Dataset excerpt
--------------------
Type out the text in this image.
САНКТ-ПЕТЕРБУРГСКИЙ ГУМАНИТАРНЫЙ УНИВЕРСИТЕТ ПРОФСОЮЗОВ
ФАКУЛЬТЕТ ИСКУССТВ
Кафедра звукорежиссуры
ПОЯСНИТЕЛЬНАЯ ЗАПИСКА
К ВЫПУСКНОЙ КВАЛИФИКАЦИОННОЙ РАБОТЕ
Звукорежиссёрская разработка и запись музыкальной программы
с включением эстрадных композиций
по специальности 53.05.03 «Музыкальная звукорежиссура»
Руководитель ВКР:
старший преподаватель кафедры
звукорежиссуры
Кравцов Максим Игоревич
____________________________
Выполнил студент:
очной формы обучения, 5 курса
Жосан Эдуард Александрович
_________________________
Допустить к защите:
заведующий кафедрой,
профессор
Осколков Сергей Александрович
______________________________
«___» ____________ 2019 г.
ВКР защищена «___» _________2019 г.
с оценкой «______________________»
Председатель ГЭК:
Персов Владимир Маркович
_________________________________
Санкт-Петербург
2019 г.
--------------------
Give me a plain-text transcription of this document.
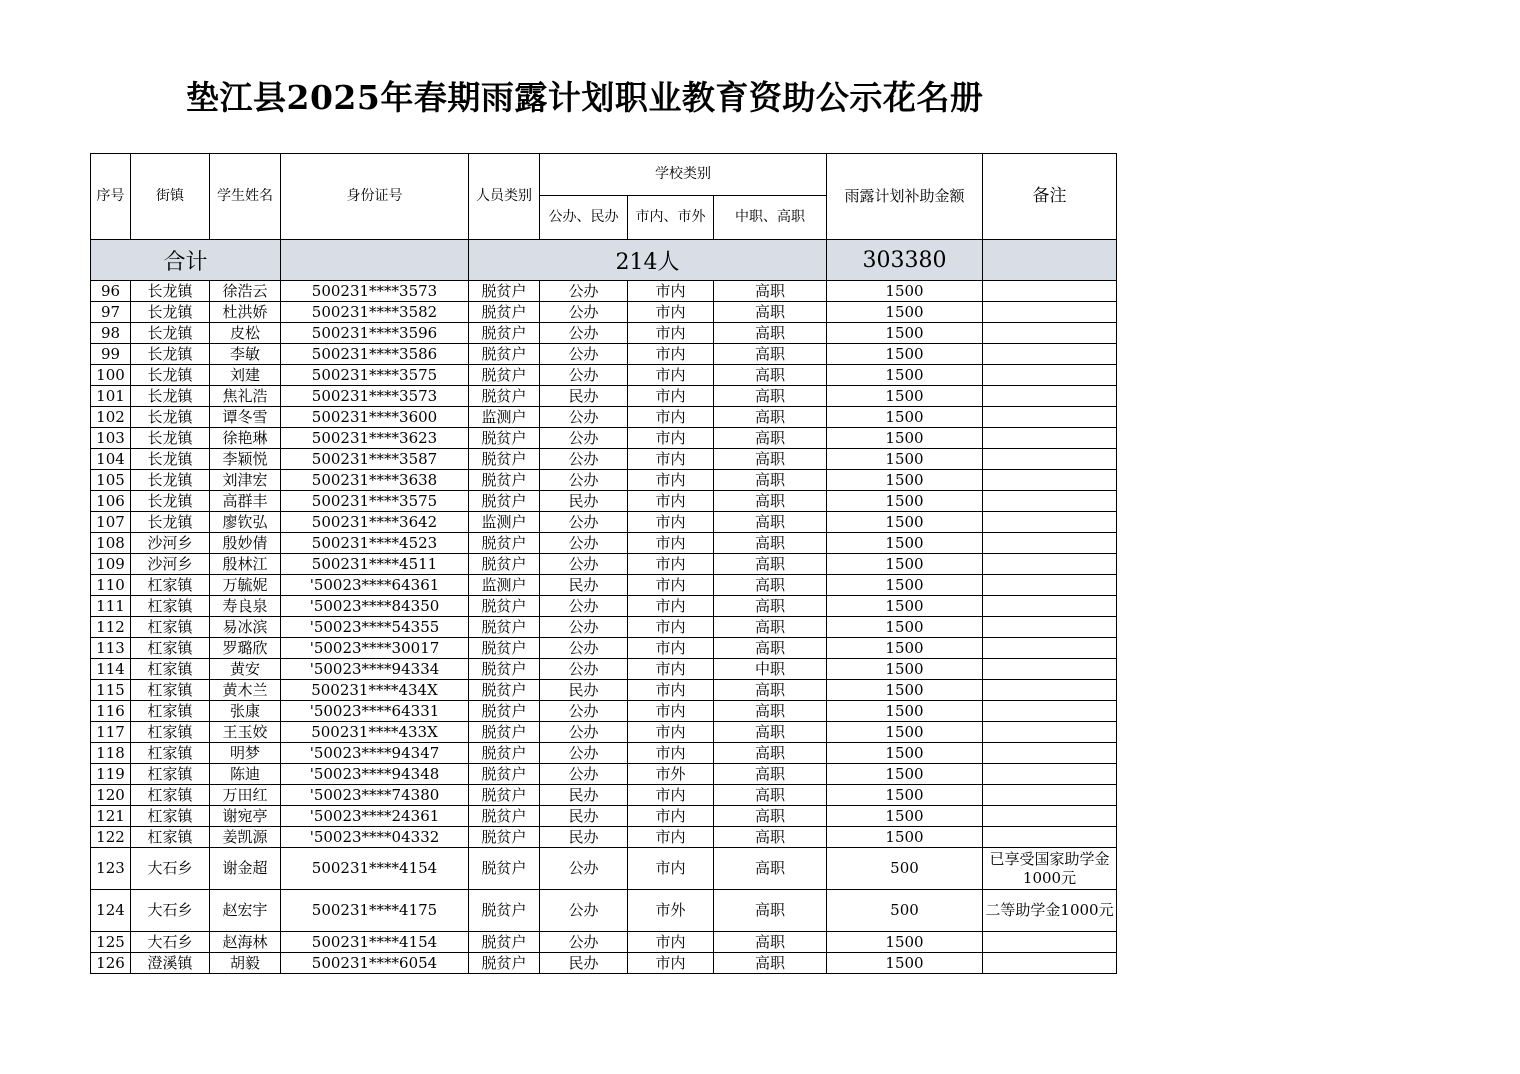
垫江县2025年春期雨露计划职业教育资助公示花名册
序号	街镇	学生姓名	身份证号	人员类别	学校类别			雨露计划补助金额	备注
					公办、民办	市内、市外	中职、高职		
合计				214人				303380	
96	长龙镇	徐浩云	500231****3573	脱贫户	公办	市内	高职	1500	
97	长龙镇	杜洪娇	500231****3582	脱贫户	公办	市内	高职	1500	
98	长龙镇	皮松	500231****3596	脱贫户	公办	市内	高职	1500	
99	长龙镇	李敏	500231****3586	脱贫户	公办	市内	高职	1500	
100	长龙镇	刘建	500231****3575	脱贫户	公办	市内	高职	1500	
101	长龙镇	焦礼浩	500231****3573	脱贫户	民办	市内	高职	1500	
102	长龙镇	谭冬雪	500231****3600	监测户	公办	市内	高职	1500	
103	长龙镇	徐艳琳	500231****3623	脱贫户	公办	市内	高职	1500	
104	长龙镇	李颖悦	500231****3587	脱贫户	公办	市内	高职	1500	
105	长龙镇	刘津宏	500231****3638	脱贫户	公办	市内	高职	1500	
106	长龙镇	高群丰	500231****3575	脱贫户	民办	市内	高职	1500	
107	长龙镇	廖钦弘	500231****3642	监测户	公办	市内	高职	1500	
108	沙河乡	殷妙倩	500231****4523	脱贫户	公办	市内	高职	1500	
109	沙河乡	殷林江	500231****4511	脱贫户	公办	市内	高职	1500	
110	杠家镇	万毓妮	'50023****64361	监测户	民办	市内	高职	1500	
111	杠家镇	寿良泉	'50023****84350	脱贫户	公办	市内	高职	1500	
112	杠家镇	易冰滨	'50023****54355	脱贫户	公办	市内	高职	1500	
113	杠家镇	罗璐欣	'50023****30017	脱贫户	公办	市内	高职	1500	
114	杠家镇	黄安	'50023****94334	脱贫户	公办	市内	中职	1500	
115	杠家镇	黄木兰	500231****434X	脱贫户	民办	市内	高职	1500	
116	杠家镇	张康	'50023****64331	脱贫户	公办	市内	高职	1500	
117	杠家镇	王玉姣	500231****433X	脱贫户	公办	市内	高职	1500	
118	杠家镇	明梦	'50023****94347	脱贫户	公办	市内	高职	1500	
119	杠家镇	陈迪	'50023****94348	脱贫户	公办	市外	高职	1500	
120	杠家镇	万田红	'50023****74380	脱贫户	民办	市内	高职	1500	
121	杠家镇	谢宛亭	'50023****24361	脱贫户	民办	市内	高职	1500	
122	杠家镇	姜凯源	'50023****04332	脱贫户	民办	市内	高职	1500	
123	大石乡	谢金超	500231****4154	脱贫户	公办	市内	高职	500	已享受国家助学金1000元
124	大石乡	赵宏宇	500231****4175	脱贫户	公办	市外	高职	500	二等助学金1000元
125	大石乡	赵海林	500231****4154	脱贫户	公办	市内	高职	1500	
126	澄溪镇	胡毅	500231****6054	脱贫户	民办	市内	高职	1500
--------------------
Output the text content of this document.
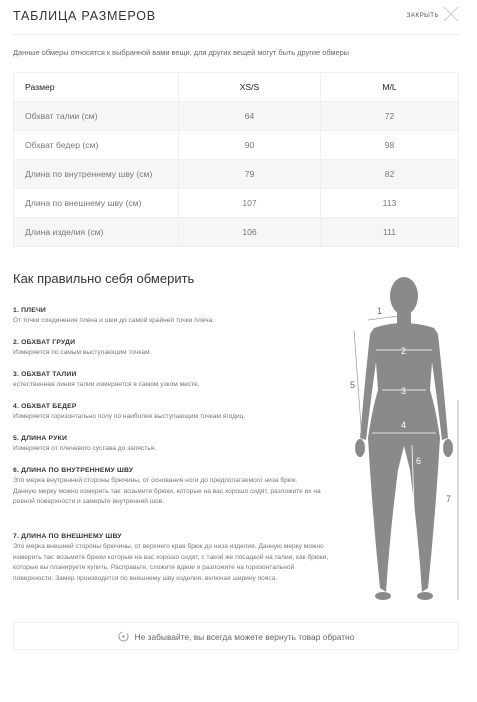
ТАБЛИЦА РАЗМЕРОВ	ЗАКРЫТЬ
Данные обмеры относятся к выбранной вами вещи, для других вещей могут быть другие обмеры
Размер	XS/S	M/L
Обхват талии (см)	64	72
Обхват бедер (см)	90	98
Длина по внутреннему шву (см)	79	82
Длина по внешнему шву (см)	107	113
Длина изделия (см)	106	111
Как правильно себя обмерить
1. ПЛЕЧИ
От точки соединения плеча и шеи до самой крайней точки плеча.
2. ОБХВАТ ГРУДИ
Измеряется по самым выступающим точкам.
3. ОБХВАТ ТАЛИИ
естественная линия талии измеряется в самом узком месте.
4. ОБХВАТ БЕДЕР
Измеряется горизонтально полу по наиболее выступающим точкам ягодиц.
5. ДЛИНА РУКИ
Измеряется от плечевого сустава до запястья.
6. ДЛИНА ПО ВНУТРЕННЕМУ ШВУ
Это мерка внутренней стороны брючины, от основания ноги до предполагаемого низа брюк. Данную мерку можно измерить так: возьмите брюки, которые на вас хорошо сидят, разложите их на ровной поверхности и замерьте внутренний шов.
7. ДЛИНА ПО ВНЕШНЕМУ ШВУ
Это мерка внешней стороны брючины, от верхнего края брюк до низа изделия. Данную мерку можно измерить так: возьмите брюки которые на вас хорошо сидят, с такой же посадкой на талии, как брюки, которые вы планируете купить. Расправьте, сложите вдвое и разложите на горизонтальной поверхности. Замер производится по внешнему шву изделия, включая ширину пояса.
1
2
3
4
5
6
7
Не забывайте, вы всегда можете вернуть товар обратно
--------------------
**PROBLEM**
Pick each line holding the word "document" out of the data and copy it.

**COMPLETE OUTPUT**
Give me a plain-text transcription of this document.
Output the text content of this document.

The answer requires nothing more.